EXERCISE MATERIAL ▸
# # # # #

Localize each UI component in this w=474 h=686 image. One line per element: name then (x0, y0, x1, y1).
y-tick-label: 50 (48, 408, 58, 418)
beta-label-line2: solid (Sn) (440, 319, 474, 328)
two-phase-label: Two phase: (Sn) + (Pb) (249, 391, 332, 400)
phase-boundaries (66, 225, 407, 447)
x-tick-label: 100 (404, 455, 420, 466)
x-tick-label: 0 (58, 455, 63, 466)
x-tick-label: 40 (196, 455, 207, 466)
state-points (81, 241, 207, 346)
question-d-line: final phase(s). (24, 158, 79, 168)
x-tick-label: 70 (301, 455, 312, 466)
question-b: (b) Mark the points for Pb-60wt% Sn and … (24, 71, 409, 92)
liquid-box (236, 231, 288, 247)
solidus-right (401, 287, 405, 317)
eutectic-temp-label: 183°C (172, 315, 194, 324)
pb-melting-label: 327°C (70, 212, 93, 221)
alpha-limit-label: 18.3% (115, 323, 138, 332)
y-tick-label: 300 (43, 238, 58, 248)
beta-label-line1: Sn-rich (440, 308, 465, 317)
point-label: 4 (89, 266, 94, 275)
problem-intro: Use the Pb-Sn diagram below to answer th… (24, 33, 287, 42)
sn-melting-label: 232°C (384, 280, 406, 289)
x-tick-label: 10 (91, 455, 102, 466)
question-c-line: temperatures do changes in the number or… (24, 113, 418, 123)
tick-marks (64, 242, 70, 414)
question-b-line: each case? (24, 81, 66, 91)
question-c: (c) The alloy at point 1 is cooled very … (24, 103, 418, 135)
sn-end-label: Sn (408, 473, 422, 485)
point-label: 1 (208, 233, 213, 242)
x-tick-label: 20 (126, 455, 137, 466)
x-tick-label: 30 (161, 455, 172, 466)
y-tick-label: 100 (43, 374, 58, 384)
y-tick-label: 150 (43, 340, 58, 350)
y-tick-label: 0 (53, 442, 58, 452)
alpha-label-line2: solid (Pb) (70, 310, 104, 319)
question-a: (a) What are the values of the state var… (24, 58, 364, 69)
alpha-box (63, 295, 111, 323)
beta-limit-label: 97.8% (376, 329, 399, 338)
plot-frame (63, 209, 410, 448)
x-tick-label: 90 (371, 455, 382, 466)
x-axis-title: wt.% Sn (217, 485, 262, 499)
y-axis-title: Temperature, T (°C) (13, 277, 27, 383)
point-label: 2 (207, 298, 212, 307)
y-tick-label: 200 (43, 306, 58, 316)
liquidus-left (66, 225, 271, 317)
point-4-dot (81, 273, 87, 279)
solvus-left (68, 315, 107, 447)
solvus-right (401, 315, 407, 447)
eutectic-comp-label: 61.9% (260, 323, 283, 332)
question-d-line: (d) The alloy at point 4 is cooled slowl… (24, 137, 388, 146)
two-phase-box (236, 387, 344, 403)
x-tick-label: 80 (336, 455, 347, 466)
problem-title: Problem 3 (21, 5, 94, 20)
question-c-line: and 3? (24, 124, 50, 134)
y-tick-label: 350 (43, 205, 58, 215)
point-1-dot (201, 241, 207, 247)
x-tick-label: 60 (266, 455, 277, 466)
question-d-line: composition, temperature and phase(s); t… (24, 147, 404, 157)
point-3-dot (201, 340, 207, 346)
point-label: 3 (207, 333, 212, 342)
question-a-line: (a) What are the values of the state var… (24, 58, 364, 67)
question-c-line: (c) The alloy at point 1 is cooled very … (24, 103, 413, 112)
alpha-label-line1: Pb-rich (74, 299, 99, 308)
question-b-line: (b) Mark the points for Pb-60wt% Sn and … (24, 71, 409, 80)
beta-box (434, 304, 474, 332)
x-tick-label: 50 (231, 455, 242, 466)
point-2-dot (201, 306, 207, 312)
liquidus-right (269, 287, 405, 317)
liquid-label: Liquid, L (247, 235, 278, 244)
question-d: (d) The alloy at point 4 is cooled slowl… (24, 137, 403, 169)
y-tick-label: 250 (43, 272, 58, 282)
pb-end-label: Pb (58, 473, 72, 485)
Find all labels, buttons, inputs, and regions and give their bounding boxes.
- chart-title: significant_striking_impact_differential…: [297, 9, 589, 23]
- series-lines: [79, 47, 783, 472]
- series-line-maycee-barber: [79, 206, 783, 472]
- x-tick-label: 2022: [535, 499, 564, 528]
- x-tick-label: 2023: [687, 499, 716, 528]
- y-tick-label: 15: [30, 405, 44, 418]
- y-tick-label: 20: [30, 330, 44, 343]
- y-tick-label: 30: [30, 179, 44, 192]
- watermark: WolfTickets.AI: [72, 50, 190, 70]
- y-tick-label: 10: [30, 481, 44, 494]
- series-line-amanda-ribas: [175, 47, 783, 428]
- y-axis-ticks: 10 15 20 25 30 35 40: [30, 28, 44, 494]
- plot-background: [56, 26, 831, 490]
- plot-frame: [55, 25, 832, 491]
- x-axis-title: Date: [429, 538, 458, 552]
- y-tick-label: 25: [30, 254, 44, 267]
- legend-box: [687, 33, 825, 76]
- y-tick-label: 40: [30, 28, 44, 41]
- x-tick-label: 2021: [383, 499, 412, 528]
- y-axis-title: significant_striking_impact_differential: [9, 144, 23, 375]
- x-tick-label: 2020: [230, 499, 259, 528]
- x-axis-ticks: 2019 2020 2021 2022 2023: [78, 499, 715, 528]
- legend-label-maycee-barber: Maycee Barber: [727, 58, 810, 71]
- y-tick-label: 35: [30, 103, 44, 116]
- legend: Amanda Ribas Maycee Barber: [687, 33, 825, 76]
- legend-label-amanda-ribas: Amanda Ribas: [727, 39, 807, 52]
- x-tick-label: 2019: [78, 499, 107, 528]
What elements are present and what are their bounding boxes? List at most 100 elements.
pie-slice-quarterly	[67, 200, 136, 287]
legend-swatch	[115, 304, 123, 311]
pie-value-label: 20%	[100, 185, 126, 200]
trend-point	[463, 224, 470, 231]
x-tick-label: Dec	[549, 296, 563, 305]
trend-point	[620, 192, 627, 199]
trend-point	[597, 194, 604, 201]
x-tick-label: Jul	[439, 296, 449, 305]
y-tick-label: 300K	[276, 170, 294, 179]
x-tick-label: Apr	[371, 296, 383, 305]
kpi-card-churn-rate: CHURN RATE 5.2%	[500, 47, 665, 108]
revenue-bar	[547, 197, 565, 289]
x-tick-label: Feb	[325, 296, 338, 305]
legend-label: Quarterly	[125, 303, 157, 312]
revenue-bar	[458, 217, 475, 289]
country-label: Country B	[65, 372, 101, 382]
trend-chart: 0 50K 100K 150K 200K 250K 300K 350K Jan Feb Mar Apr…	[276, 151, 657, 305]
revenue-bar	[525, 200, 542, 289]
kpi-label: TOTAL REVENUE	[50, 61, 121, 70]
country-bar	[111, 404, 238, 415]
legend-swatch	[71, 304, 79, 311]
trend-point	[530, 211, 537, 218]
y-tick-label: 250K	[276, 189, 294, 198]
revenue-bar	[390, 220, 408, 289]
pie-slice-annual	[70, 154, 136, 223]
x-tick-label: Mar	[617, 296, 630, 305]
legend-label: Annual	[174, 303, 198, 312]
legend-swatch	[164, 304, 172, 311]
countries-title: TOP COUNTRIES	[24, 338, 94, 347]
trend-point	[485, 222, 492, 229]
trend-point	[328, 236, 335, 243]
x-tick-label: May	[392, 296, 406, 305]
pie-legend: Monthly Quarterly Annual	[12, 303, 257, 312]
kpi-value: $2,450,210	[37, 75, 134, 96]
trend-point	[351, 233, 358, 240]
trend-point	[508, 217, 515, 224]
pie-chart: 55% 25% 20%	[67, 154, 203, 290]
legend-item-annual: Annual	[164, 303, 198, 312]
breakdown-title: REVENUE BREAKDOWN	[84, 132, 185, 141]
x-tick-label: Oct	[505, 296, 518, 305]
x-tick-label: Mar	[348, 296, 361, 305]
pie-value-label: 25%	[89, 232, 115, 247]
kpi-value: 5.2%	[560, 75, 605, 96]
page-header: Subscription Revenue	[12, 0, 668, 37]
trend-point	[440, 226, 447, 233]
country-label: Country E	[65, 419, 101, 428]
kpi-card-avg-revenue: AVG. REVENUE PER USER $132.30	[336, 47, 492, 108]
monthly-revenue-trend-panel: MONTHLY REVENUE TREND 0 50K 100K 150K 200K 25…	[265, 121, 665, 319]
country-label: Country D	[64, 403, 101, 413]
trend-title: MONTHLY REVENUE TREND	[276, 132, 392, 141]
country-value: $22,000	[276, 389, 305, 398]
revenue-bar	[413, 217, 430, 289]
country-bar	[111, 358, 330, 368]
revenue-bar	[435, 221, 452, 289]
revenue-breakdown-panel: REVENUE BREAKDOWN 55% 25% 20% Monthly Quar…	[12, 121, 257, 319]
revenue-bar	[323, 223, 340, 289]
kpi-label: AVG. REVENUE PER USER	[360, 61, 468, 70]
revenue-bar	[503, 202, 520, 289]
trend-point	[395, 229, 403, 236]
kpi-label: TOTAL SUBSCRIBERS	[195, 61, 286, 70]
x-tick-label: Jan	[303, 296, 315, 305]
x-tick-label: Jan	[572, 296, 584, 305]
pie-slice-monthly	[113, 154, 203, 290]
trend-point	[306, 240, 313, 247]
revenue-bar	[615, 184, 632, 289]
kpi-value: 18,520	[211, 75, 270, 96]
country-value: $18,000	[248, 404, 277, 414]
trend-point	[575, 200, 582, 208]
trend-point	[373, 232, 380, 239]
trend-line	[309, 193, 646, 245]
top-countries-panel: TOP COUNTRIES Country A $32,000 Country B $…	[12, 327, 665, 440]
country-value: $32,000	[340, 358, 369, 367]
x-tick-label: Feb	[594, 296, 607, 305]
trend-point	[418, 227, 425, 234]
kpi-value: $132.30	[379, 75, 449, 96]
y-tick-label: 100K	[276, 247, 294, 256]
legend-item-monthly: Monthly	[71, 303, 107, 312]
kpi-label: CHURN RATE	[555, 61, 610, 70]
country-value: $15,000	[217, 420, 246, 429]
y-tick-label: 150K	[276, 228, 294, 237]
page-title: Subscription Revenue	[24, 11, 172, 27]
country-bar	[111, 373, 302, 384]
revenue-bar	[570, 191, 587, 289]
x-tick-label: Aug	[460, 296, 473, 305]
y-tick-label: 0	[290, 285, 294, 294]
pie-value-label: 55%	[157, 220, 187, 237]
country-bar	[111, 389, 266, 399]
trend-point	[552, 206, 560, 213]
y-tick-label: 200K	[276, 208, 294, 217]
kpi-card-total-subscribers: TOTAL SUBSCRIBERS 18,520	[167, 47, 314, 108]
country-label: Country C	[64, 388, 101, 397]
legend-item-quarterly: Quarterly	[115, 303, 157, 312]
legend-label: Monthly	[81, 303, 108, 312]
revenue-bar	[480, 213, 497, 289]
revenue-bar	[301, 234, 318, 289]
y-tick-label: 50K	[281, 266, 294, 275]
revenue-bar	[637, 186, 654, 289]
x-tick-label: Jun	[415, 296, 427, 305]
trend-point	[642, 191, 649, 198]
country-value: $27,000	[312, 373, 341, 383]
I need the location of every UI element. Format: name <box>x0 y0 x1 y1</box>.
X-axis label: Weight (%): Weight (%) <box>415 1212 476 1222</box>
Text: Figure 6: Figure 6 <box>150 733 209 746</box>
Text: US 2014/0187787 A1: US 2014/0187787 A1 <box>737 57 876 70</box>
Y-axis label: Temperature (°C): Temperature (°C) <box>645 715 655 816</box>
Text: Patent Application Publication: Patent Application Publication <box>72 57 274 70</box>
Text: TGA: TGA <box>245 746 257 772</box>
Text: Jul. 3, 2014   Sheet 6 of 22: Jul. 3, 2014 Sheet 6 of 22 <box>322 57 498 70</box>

# # # # #

THE EXERCISE ▸ Print the rows from the first one through the line containing "problem-intro: Use the", both included, reproducing each line verbatim.

RESPONSE ▸
Localize each UI component in this w=474 h=686 image. One line per element: name then (x0, y0, x1, y1).
y-tick-label: 50 (48, 408, 58, 418)
beta-label-line2: solid (Sn) (440, 319, 474, 328)
two-phase-label: Two phase: (Sn) + (Pb) (249, 391, 332, 400)
phase-boundaries (66, 225, 407, 447)
x-tick-label: 100 (404, 455, 420, 466)
x-tick-label: 0 (58, 455, 63, 466)
x-tick-label: 40 (196, 455, 207, 466)
state-points (81, 241, 207, 346)
question-d-line: final phase(s). (24, 158, 79, 168)
x-tick-label: 70 (301, 455, 312, 466)
question-b: (b) Mark the points for Pb-60wt% Sn and … (24, 71, 409, 92)
liquid-box (236, 231, 288, 247)
solidus-right (401, 287, 405, 317)
eutectic-temp-label: 183°C (172, 315, 194, 324)
pb-melting-label: 327°C (70, 212, 93, 221)
alpha-limit-label: 18.3% (115, 323, 138, 332)
y-tick-label: 300 (43, 238, 58, 248)
beta-label-line1: Sn-rich (440, 308, 465, 317)
point-label: 4 (89, 266, 94, 275)
problem-intro: Use the Pb-Sn diagram below to answer th… (24, 33, 287, 42)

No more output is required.